Retype the records that come next, word for word.

▶ Supplied material

Begin

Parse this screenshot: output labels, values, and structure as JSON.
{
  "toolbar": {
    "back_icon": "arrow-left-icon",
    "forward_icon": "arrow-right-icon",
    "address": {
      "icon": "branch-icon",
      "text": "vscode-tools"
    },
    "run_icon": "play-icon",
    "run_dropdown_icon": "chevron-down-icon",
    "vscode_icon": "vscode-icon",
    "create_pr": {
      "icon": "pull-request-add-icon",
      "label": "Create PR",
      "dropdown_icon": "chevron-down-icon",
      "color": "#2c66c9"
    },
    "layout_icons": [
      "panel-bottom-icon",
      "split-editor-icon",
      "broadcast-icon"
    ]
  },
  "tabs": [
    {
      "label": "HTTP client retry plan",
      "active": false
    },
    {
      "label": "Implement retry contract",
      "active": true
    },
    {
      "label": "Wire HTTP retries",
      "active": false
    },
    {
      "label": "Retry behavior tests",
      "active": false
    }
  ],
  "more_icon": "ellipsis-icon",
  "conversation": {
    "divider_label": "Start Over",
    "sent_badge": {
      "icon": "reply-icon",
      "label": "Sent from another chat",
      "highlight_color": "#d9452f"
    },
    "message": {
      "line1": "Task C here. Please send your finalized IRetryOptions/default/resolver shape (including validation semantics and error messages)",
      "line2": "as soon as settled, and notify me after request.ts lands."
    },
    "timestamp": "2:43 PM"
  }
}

End

▶ Final answer
Parse this screenshot: output labels, values, and structure as JSON.
{
  "toolbar": {
    "back_icon": "arrow-left-icon",
    "forward_icon": "arrow-right-icon",
    "address": {
      "icon": "branch-icon",
      "text": "vscode-tools"
    },
    "run_icon": "play-icon",
    "run_dropdown_icon": "chevron-down-icon",
    "vscode_icon": "vscode-icon",
    "create_pr": {
      "icon": "pull-request-add-icon",
      "label": "Create PR",
      "dropdown_icon": "chevron-down-icon",
      "color": "#2c66c9"
    },
    "layout_icons": [
      "panel-bottom-icon",
      "split-editor-icon",
      "broadcast-icon"
    ]
  },
  "tabs": [
    {
      "label": "HTTP client retry plan",
      "active": false
    },
    {
      "label": "Implement retry contract",
      "active": true
    },
    {
      "label": "Wire HTTP retries",
      "active": false
    },
    {
      "label": "Retry behavior tests",
      "active": false
    }
  ],
  "more_icon": "ellipsis-icon",
  "conversation": {
    "divider_label": "Start Over",
    "sent_badge": {
      "icon": "reply-icon",
      "label": "Sent from another chat",
      "highlight_color": "#d9452f"
    },
    "message": {
      "line1": "Task C here. Please send your finalized IRetryOptions/default/resolver shape (including validation semantics and error messages)",
      "line2": "as soon as settled, and notify me after request.ts lands."
    },
    "timestamp": "2:43 PM"
  }
}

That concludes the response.